[Start Document segment]
In summary, incorporating edge caching and optimizing communication costs can lead to significant improvements in the FedAALR algorithm’s efficiency and performance. Other optimization techniques, such as adaptive communication strategies and gradient compression, can also be considered to further enhance the algorithm’s effectiveness in federated learning scenarios.

6. In-Depth Analysis and Explanation

The comprehensive investigation into early learning on Raspberry Pi devices, which exhibit a reduced propensity for overfitting, implies that a smaller count of local epochs is not always beneficial. When constrained by training duration, for example, 5 to 15 min for Ethernet and 5 to 40 min for Wi-Fi, the ideal quantity of local epochs might grow. This phenomenon can be attributed to the increased number of local epochs contributing to a more significant amount of time spent on training and less time for communication, particularly evident on slower Wi-Fi connections. As a result, there is a tradeoff, where the value of E should not be excessively high, promoting overfitting, nor too low, hindering the speed of training data processing. When deciding on this value, professionals must take into account available training time and system communication latencies.
[End Document segment]
[Start Data lines]
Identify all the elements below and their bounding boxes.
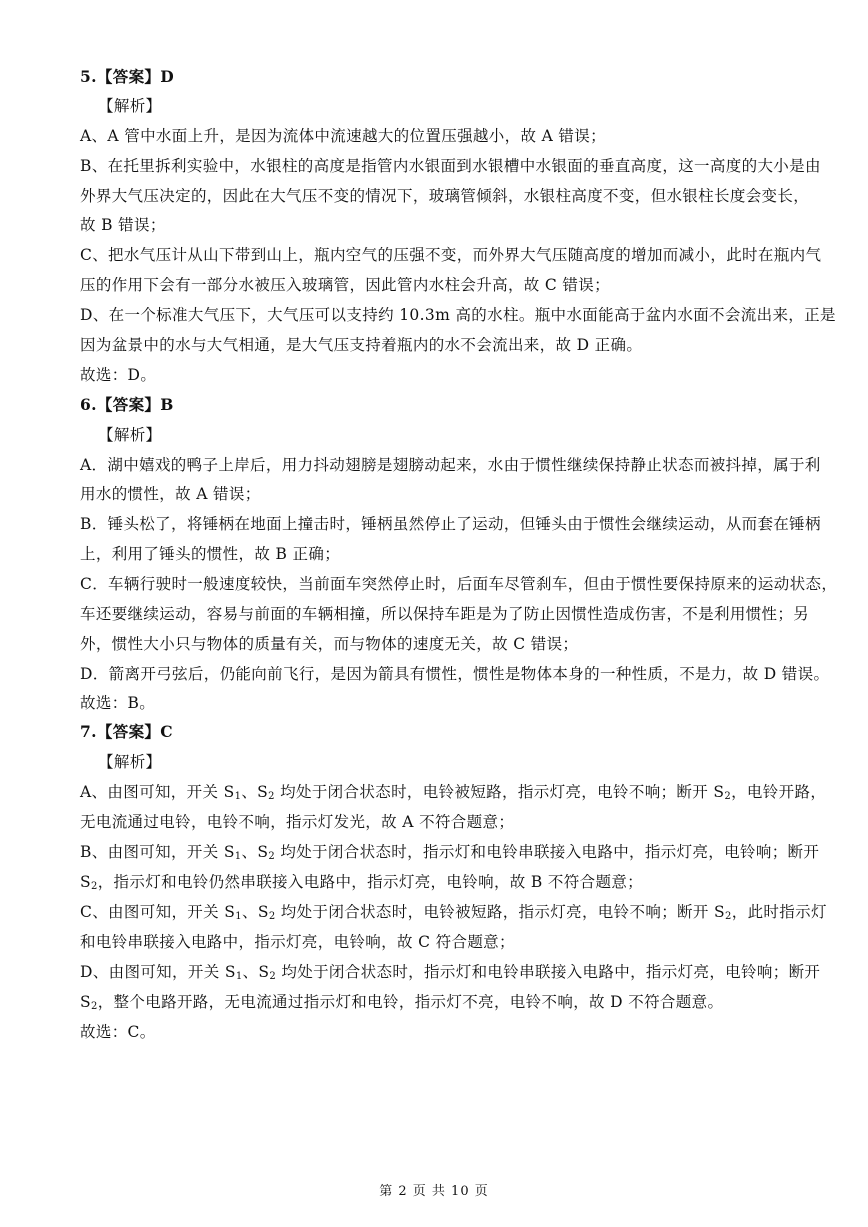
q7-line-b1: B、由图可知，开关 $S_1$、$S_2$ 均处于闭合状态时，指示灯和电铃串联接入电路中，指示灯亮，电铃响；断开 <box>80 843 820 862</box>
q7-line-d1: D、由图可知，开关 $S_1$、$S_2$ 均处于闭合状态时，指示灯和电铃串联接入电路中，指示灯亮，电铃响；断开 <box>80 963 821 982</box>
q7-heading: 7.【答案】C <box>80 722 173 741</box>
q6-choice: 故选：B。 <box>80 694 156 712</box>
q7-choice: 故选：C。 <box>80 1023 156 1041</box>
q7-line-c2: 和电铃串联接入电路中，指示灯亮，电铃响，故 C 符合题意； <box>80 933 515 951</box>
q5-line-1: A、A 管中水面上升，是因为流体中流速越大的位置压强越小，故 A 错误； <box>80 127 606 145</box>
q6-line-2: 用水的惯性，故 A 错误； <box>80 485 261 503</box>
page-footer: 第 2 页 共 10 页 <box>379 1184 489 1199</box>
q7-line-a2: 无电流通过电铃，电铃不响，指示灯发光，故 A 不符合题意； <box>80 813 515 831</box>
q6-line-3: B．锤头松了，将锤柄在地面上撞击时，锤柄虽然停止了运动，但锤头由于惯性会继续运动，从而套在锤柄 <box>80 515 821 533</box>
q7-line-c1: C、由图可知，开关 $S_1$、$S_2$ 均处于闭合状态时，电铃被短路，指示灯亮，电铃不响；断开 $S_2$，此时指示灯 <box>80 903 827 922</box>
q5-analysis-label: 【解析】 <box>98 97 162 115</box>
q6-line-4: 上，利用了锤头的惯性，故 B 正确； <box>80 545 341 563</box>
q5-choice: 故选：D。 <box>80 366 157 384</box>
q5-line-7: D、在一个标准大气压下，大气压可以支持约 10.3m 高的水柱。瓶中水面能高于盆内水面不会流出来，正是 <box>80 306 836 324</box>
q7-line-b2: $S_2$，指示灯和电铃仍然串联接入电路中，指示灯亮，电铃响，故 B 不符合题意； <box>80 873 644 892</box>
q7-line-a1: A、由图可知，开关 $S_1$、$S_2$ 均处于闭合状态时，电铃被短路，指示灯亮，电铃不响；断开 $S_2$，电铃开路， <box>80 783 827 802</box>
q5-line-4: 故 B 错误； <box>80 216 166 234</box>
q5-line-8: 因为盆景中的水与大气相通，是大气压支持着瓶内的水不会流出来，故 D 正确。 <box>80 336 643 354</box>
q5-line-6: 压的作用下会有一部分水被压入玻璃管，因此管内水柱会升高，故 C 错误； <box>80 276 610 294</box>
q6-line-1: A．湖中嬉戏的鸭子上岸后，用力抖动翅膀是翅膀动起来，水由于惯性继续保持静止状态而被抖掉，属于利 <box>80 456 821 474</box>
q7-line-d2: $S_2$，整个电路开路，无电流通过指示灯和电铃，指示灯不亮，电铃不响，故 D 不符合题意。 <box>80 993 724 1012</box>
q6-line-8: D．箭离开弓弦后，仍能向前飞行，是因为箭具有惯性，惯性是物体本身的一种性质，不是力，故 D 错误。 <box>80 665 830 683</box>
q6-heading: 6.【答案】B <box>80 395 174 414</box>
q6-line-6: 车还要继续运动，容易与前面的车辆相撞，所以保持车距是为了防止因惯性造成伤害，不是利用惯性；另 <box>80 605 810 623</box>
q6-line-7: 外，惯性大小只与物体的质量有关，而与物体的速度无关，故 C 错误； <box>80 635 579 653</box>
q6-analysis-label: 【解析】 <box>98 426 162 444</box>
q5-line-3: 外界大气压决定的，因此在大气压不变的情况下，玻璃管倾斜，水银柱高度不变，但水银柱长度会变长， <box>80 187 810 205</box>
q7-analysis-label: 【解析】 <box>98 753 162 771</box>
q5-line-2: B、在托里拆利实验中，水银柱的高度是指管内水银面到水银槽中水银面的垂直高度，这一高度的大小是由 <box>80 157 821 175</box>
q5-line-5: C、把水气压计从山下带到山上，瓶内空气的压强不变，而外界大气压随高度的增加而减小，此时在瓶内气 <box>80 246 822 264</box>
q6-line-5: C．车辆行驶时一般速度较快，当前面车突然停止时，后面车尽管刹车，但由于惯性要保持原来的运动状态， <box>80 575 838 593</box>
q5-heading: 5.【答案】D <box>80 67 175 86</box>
[End Data lines]
Exercise instructions:
1) Edit the federated learning passage from "The comprehensive investigation" through "system communication latencies.", changing "local epochs" to "client epochs".
2) Pick up the federated learning passage after its final sentence and write the next part.

Answers by task:
1)
The comprehensive investigation into early learning on Raspberry Pi devices, which exhibit a reduced propensity for overfitting, implies that a smaller count of client epochs is not always beneficial. When constrained by training duration, for example, 5 to 15 min for Ethernet and 5 to 40 min for Wi-Fi, the ideal quantity of client epochs might grow. This phenomenon can be attributed to the increased number of client epochs contributing to a more significant amount of time spent on training and less time for communication, particularly evident on slower Wi-Fi connections. As a result, there is a tradeoff, where the value of E should not be excessively high, promoting overfitting, nor too low, hindering the speed of training data processing. When deciding on this value, professionals must take into account available training time and system communication latencies.

2)
For a fixed number of rounds, without considering computational and communication impacts, $E=10$ seems to strike the perfect equilibrium between underfitting and overfitting. With somewhat unbalanced datasets and $\alpha =1$, FedAvg demonstrates consistent performance, independent of whether half or all clients are sampled. An overall accuracy of 62% was attained with a mere five clients per round, highlighting the reliability of model averaging. The difference is most apparent in the initial rounds, where smaller values of S result in slower convergence, as illustrated in Figure 7b. The lines depict the average performance of five repetitions, and the colored areas represent the least and most efficient repetitions for each run. Furthermore, Figure 7a showcases the different alphas.

Assessing class balancing results reveals that lowering $\alpha$ to 0.01 destabilizes the system, while training on $\alpha =100$ or iid improves learning. FedDF experiments with the same hyperparameters display superior performance. We hypothesize that distillation bypasses the adverse effects of overfitted local models by combining models without averaging across significant, bias-inducing factors. Figure 10 shows that FedDF prevents long-term performance decline. Empirical prediction probability distributions might offer a more accurate representation of acquired knowledge than model weights.

FedDF’s enhanced resilience is further evidenced in noise experiments, where 10 out of 40 data partitions being noisy substantially impairs FedAvg’s performance. In contrast, FedDF performs reasonably well even with 30 out of 40 noisy partitions. Averaging probabilities instead of model weights appears to mitigate the negative consequences of merging models with heterogeneous parameter values.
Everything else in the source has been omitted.